■ Goal
Copy each line of the material below that includes the string "каждого".

Dataset items
+ + + +
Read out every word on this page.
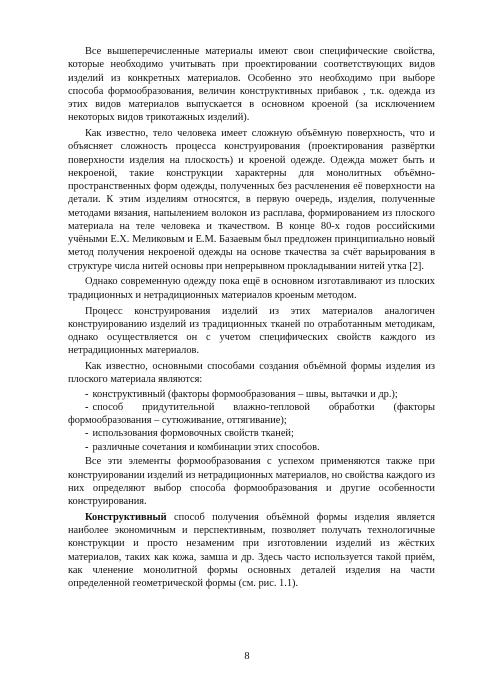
Все вышеперечисленные материалы имеют свои специфические свойства, которые необходимо учитывать при проектировании соответствующих видов изделий из конкретных материалов. Особенно это необходимо при выборе способа формообразования, величин конструктивных прибавок , т.к. одежда из этих видов материалов выпускается в основном кроеной (за исключением некоторых видов трикотажных изделий).

Как известно, тело человека имеет сложную объёмную поверхность, что и объясняет сложность процесса конструирования (проектирования развёртки поверхности изделия на плоскость) и кроеной одежде. Одежда может быть и некроеной, такие конструкции характерны для монолитных объёмно-пространственных форм одежды, полученных без расчленения её поверхности на детали. К этим изделиям относятся, в первую очередь, изделия, полученные методами вязания, напылением волокон из расплава, формированием из плоского материала на теле человека и ткачеством. В конце 80-х годов российскими учёными Е.Х. Меликовым и Е.М. Базаевым был предложен принципиально новый метод получения некроеной одежды на основе ткачества за счёт варьирования в структуре числа нитей основы при непрерывном прокладывании нитей утка [2].

Однако современную одежду пока ещё в основном изготавливают из плоских традиционных и нетрадиционных материалов кроеным методом.

Процесс конструирования изделий из этих материалов аналогичен конструированию изделий из традиционных тканей по отработанным методикам, однако осуществляется он с учетом специфических свойств каждого из нетрадиционных материалов.

Как известно, основными способами создания объёмной формы изделия из плоского материала являются:

- конструктивный (факторы формообразования – швы, вытачки и др.);

- способ придутительной влажно-тепловой обработки (факторы формообразования – сутюживание, оттягивание);

- использования формовочных свойств тканей;

- различные сочетания и комбинации этих способов.

Все эти элементы формообразования с успехом применяются также при конструировании изделий из нетрадиционных материалов, но свойства каждого из них определяют выбор способа формообразования и другие особенности конструирования.

Конструктивный способ получения объёмной формы изделия является наиболее экономичным и перспективным, позволяет получать технологичные конструкции и просто незаменим при изготовлении изделий из жёстких материалов, таких как кожа, замша и др. Здесь часто используется такой приём, как членение монолитной формы основных деталей изделия на части определенной геометрической формы (см. рис. 1.1).

8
+ + + +
■ Solution for this problem
Процесс конструирования изделий из этих материалов аналогичен конструированию изделий из традиционных тканей по отработанным методикам, однако осуществляется он с учетом специфических свойств каждого из нетрадиционных материалов.
Все эти элементы формообразования с успехом применяются также при конструировании изделий из нетрадиционных материалов, но свойства каждого из них определяют выбор способа формообразования и другие особенности конструирования.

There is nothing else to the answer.